● Task statement:
Give the count of lines in the data that include "사람들이", with no other words.

● Given records:
----------------

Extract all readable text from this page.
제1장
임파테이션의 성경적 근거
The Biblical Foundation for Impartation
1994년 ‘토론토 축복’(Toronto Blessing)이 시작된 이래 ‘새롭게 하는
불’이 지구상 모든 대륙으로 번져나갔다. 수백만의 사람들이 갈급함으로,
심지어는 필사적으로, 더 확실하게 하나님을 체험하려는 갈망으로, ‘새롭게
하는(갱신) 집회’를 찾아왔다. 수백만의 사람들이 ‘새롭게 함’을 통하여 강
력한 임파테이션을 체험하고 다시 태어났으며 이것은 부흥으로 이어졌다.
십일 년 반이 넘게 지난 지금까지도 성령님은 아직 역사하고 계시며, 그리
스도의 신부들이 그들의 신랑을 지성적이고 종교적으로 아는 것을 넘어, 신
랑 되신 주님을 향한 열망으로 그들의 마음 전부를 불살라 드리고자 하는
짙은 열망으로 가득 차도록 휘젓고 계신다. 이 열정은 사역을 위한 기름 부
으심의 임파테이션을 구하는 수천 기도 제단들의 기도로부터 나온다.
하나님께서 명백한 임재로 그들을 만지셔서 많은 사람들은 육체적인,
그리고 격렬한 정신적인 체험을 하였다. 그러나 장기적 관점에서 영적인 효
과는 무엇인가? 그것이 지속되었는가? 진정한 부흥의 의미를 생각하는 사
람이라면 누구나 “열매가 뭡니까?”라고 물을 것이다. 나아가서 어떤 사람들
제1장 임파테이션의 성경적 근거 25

----------------

● Correct answer:
2